Instructions for the task: Which lines in the records below include the word "Sample"? Report each of them in full.

(Data items)
<<<<
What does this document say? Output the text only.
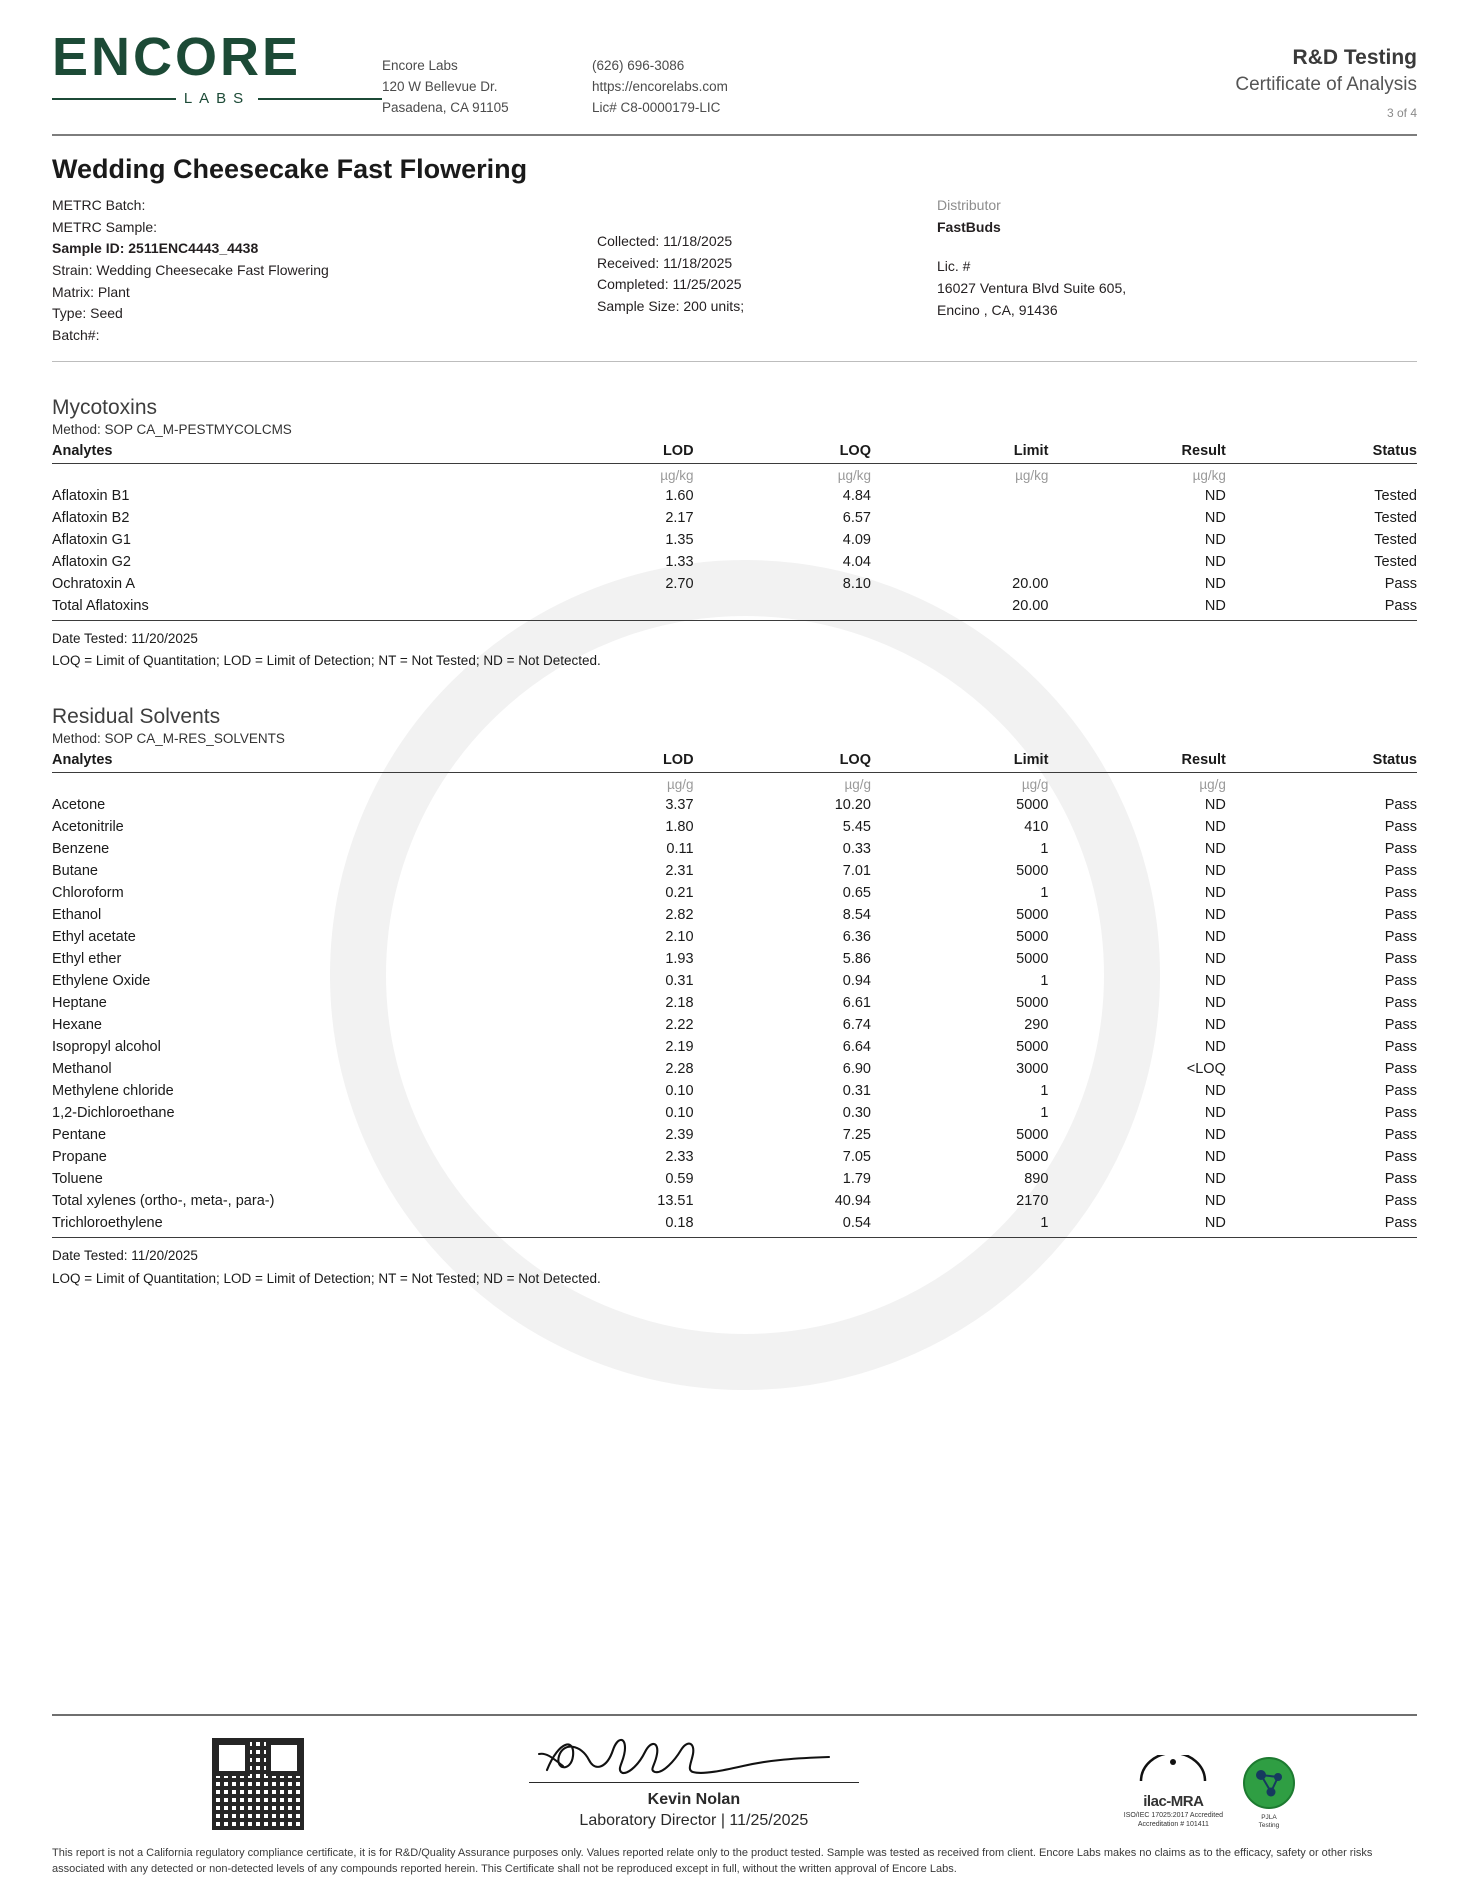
ENCORE
LABS
Encore Labs
120 W Bellevue Dr.
Pasadena, CA 91105
(626) 696-3086
https://encorelabs.com
Lic# C8-0000179-LIC
R&D Testing
Certificate of Analysis
3 of 4
Wedding Cheesecake Fast Flowering
METRC Batch:
METRC Sample:
Sample ID: 2511ENC4443_4438
Strain: Wedding Cheesecake Fast Flowering
Matrix: Plant
Type: Seed
Batch#:
Collected: 11/18/2025
Received: 11/18/2025
Completed: 11/25/2025
Sample Size: 200 units;
Distributor
FastBuds
Lic. #
16027 Ventura Blvd Suite 605,
Encino , CA, 91436
Mycotoxins
Method: SOP CA_M-PESTMYCOLCMS
Analytes	LOD	LOQ	Limit	Result	Status
	µg/kg	µg/kg	µg/kg	µg/kg	
Aflatoxin B1	1.60	4.84		ND	Tested
Aflatoxin B2	2.17	6.57		ND	Tested
Aflatoxin G1	1.35	4.09		ND	Tested
Aflatoxin G2	1.33	4.04		ND	Tested
Ochratoxin A	2.70	8.10	20.00	ND	Pass
Total Aflatoxins			20.00	ND	Pass
Date Tested: 11/20/2025
LOQ = Limit of Quantitation; LOD = Limit of Detection; NT = Not Tested; ND = Not Detected.
Residual Solvents
Method: SOP CA_M-RES_SOLVENTS
Analytes	LOD	LOQ	Limit	Result	Status
	µg/g	µg/g	µg/g	µg/g	
Acetone	3.37	10.20	5000	ND	Pass
Acetonitrile	1.80	5.45	410	ND	Pass
Benzene	0.11	0.33	1	ND	Pass
Butane	2.31	7.01	5000	ND	Pass
Chloroform	0.21	0.65	1	ND	Pass
Ethanol	2.82	8.54	5000	ND	Pass
Ethyl acetate	2.10	6.36	5000	ND	Pass
Ethyl ether	1.93	5.86	5000	ND	Pass
Ethylene Oxide	0.31	0.94	1	ND	Pass
Heptane	2.18	6.61	5000	ND	Pass
Hexane	2.22	6.74	290	ND	Pass
Isopropyl alcohol	2.19	6.64	5000	ND	Pass
Methanol	2.28	6.90	3000	<LOQ	Pass
Methylene chloride	0.10	0.31	1	ND	Pass
1,2-Dichloroethane	0.10	0.30	1	ND	Pass
Pentane	2.39	7.25	5000	ND	Pass
Propane	2.33	7.05	5000	ND	Pass
Toluene	0.59	1.79	890	ND	Pass
Total xylenes (ortho-, meta-, para-)	13.51	40.94	2170	ND	Pass
Trichloroethylene	0.18	0.54	1	ND	Pass
Date Tested: 11/20/2025
LOQ = Limit of Quantitation; LOD = Limit of Detection; NT = Not Tested; ND = Not Detected.
Kevin Nolan
Laboratory Director | 11/25/2025
ilac-MRA
ISO/IEC 17025:2017 Accredited
Accreditation # 101411
PJLA
Testing
This report is not a California regulatory compliance certificate, it is for R&D/Quality Assurance purposes only. Values reported relate only to the product tested. Sample was tested as received from client. Encore Labs makes no claims as to the efficacy, safety or other risks associated with any detected or non-detected levels of any compounds reported herein. This Certificate shall not be reproduced except in full, without the written approval of Encore Labs.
>>>>
Your response:
METRC Sample:
Sample ID: 2511ENC4443_4438
Sample Size: 200 units;
This report is not a California regulatory compliance certificate, it is for R&D/Quality Assurance purposes only. Values reported relate only to the product tested. Sample was tested as received from client. Encore Labs makes no claims as to the efficacy, safety or other risks associated with any detected or non-detected levels of any compounds reported herein. This Certificate shall not be reproduced except in full, without the written approval of Encore Labs.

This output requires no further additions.